Provided entries
● ● ● ●

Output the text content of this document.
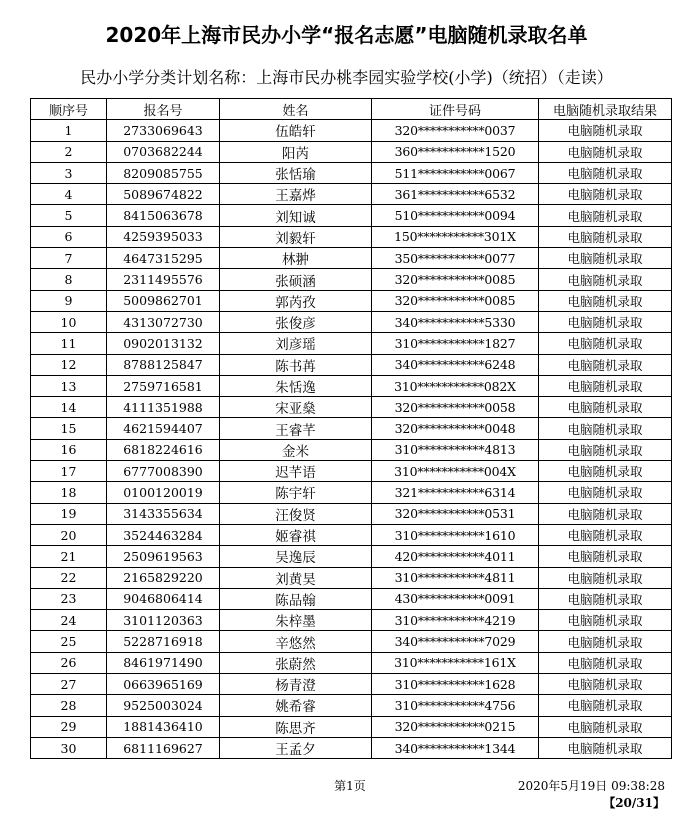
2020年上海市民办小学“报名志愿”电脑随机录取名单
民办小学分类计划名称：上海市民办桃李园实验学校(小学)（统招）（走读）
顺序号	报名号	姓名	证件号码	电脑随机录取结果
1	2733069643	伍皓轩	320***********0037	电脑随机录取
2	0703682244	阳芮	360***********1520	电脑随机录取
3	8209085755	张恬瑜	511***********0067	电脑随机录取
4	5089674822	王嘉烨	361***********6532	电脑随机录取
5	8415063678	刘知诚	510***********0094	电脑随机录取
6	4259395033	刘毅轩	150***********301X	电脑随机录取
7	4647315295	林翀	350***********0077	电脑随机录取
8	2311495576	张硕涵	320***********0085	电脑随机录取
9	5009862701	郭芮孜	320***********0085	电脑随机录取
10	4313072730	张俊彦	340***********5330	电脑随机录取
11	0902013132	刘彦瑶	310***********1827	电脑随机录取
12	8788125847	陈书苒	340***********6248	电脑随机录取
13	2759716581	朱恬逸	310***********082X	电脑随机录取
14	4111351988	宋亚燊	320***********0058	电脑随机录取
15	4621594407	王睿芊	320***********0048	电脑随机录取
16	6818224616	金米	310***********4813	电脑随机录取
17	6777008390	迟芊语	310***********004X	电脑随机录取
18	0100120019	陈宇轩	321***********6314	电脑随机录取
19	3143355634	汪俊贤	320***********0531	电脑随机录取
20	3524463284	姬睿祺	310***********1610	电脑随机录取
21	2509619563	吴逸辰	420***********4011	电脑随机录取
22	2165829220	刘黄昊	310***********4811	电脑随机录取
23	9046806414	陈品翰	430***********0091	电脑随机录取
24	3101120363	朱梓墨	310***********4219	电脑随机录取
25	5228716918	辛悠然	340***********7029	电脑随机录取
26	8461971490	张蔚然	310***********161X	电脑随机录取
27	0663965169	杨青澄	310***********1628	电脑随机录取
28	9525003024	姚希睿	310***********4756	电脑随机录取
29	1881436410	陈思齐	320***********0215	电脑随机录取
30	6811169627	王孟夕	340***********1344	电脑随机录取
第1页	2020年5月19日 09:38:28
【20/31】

● ● ● ●

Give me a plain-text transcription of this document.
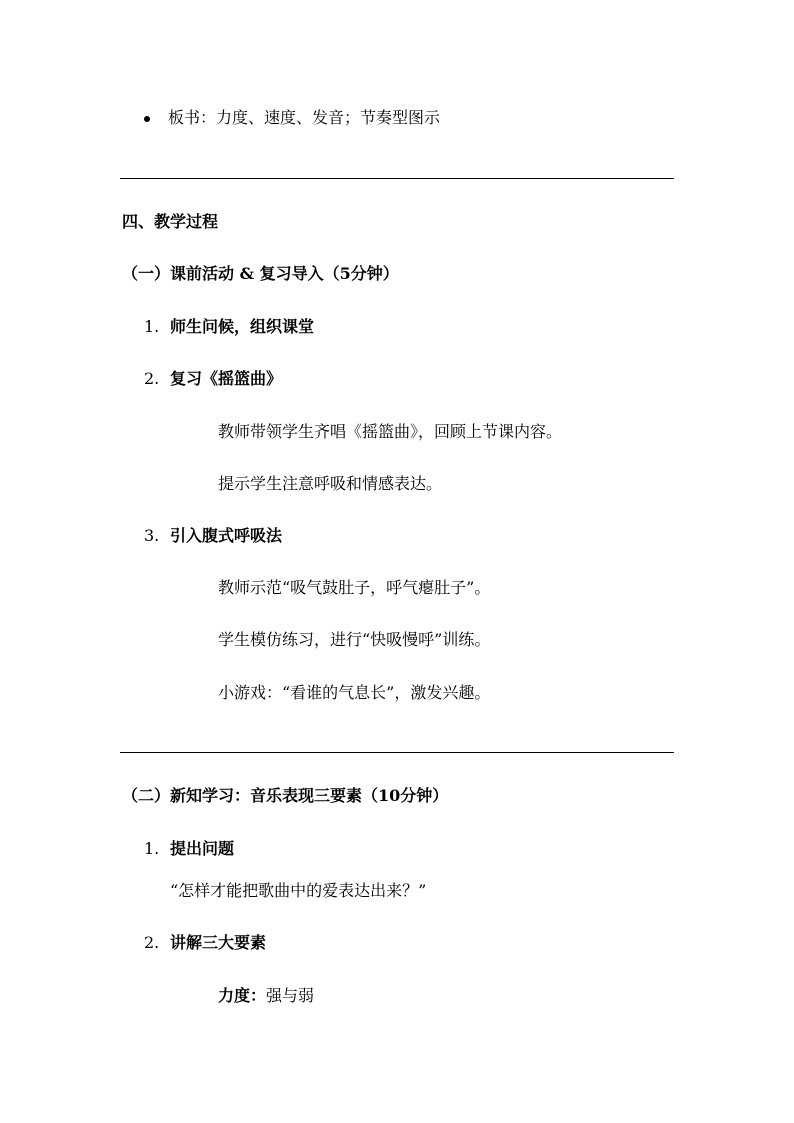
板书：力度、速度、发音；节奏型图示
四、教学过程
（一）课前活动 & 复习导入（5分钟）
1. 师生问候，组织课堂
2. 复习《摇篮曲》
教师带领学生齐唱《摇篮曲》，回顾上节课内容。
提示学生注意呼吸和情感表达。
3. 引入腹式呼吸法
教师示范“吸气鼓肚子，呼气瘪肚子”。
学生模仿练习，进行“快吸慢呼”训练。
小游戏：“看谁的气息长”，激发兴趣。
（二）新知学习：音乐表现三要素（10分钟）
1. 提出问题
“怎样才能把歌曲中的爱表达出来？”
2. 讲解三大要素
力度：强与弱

● ● ● ●

Required task
Copy every line above in which the string "this" shows up.

Correct answer
Output the text content of this document.
Give me a plain-text transcription of this document.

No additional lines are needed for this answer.